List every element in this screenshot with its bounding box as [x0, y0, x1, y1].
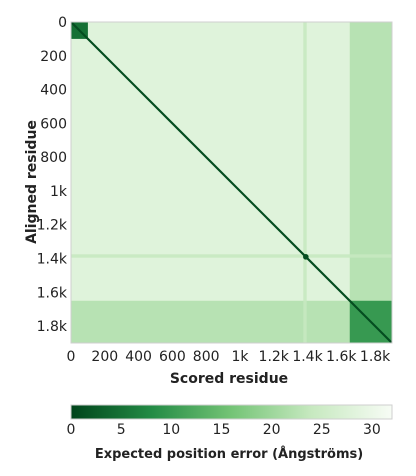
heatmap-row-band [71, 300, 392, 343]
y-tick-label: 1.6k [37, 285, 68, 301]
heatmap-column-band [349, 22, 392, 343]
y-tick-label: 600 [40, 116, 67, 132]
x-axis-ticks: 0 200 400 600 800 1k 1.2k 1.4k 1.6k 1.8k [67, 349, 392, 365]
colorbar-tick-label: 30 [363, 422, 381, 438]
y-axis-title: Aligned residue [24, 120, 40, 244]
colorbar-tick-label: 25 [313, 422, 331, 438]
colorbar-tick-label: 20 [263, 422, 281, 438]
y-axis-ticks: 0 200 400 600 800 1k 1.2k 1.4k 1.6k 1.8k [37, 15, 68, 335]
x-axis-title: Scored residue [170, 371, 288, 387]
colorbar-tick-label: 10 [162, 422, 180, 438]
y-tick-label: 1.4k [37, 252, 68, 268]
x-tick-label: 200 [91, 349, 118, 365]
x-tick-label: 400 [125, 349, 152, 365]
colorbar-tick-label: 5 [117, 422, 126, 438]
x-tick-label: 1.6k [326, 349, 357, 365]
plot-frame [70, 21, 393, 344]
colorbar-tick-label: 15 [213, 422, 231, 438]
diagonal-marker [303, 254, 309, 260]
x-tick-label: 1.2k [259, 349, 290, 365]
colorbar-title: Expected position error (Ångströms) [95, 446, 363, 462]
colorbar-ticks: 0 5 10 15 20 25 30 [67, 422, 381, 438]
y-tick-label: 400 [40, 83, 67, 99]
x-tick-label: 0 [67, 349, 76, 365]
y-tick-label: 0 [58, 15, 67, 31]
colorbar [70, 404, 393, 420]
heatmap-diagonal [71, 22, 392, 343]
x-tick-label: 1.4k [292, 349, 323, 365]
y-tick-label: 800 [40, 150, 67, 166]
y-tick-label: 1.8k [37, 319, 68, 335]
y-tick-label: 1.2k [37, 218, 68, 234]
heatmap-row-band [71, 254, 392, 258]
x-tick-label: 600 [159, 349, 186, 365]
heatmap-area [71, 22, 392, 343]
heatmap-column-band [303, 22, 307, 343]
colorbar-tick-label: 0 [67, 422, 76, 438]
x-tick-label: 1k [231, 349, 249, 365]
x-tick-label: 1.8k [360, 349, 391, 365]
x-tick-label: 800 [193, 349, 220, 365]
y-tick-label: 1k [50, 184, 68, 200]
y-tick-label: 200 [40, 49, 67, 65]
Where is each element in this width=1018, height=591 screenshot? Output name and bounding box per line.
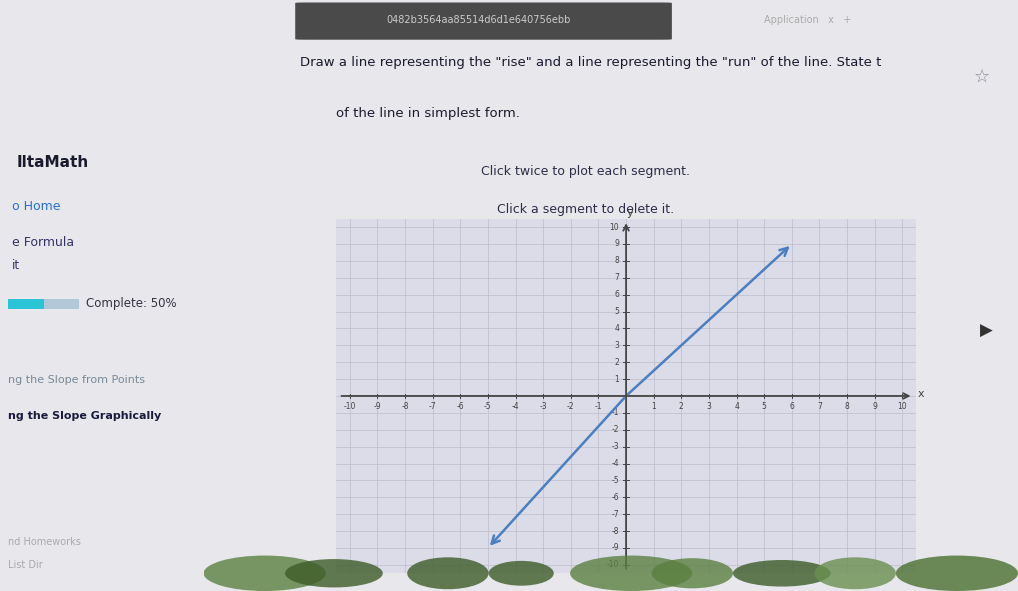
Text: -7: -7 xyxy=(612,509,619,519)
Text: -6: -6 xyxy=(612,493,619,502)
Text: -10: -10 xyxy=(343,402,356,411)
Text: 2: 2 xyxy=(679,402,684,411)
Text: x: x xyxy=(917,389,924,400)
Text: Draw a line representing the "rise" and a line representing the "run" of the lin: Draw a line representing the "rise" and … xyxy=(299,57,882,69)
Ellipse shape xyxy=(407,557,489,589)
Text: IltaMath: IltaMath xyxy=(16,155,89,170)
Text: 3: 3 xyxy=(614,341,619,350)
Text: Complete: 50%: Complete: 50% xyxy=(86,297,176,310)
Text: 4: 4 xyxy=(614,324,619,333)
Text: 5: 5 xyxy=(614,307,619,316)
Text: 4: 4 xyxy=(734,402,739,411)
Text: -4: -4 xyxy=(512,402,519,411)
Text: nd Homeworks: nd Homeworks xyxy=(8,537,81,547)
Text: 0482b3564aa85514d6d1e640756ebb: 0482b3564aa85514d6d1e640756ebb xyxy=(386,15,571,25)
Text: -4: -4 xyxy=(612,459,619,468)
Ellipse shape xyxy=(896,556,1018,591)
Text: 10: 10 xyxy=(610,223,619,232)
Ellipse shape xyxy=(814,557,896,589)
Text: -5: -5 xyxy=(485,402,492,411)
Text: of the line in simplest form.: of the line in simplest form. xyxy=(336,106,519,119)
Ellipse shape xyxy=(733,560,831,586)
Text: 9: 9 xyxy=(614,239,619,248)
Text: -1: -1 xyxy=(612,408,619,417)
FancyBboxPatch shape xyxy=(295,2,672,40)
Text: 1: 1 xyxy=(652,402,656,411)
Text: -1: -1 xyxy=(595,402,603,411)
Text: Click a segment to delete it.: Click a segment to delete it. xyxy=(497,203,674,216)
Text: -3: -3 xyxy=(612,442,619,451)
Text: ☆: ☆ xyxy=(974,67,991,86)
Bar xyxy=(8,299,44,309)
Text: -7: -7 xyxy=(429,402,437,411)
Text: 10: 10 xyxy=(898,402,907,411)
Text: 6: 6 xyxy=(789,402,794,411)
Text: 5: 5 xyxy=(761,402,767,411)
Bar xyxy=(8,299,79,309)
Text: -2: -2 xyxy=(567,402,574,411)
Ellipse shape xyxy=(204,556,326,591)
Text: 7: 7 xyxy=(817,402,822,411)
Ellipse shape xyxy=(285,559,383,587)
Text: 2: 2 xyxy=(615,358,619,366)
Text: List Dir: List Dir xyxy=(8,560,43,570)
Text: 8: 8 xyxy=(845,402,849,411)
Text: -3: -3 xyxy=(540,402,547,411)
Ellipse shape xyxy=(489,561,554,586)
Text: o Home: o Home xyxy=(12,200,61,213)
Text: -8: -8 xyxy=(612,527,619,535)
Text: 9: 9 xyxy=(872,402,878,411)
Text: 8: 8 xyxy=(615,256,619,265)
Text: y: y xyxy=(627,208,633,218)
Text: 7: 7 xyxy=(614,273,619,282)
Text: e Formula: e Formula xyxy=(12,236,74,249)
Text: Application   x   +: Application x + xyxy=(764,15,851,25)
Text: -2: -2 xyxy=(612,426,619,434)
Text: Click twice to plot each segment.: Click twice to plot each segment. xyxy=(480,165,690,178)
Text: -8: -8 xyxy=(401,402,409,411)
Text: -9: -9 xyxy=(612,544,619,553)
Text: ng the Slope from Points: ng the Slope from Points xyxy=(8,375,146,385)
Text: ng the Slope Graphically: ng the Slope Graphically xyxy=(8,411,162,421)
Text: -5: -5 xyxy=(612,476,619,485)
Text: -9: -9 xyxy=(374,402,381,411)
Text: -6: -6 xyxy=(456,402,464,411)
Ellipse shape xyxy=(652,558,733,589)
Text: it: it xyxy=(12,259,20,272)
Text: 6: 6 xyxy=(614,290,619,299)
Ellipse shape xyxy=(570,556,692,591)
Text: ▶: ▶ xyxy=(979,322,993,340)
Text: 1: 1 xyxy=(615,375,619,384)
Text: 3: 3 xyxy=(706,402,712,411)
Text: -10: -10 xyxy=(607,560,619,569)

....

* Description of the task
Pull out each row above that contains the string "segment", and copy those rows unchanged. Case matters when matching.

* Expected output
Text: Click a segment to delete it.: Click a segment to delete it. xyxy=(497,203,674,216)
Text: Click twice to plot each segment.: Click twice to plot each segment. xyxy=(480,165,690,178)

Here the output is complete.